Records for processing:
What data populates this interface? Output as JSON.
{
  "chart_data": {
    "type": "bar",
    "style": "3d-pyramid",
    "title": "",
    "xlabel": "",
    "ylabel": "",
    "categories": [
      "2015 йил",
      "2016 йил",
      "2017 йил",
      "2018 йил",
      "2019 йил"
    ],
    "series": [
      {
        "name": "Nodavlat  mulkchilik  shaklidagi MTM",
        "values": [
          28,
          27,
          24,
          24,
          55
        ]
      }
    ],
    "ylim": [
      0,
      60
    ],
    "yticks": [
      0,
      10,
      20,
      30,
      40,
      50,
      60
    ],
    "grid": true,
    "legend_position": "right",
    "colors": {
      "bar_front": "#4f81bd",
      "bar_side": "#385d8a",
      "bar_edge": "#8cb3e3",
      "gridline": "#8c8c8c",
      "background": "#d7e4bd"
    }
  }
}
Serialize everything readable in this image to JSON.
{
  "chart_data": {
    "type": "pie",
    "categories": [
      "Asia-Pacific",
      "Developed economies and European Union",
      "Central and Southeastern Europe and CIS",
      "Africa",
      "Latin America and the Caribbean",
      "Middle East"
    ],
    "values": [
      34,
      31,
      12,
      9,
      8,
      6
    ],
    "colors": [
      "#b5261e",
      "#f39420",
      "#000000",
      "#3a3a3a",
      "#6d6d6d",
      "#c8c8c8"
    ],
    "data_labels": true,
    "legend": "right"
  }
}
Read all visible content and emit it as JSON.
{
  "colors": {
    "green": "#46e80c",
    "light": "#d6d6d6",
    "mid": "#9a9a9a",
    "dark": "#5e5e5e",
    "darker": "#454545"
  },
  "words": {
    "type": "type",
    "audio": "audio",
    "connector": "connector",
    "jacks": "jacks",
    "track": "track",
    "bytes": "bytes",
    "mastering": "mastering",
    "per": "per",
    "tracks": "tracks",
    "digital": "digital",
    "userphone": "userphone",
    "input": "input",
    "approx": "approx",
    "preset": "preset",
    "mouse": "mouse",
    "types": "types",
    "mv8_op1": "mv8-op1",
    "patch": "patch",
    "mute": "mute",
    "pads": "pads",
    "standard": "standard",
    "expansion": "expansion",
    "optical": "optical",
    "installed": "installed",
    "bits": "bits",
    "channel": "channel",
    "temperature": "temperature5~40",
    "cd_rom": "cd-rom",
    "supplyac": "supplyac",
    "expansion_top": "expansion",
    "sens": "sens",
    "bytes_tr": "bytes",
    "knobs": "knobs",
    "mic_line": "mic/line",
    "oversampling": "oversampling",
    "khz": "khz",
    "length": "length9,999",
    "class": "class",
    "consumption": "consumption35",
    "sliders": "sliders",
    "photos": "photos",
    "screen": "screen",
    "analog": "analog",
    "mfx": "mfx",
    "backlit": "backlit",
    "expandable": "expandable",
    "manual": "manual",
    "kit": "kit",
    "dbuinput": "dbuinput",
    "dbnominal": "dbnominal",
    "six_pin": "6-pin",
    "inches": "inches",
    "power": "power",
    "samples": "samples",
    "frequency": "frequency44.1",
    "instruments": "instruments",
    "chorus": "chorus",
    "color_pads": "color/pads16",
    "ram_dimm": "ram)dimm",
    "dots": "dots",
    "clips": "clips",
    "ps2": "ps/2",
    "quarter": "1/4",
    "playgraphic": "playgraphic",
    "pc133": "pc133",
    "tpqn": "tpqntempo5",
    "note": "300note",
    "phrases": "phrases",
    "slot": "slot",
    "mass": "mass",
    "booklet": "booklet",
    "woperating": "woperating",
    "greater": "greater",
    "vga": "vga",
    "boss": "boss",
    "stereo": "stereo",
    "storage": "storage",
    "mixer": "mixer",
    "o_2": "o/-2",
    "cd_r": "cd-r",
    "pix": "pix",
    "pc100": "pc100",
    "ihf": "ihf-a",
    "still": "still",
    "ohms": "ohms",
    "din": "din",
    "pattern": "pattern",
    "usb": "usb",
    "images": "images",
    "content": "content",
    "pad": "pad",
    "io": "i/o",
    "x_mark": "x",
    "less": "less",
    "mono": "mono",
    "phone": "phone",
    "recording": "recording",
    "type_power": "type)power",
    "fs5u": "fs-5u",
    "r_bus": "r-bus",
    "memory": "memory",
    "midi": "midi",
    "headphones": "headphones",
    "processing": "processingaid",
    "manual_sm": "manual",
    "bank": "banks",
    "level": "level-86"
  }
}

Given problem:
From the entries above, copy out every line where the string "content" appears.

Response to this exercise:
Read all visible content and emit it as JSON.
    "content": "content",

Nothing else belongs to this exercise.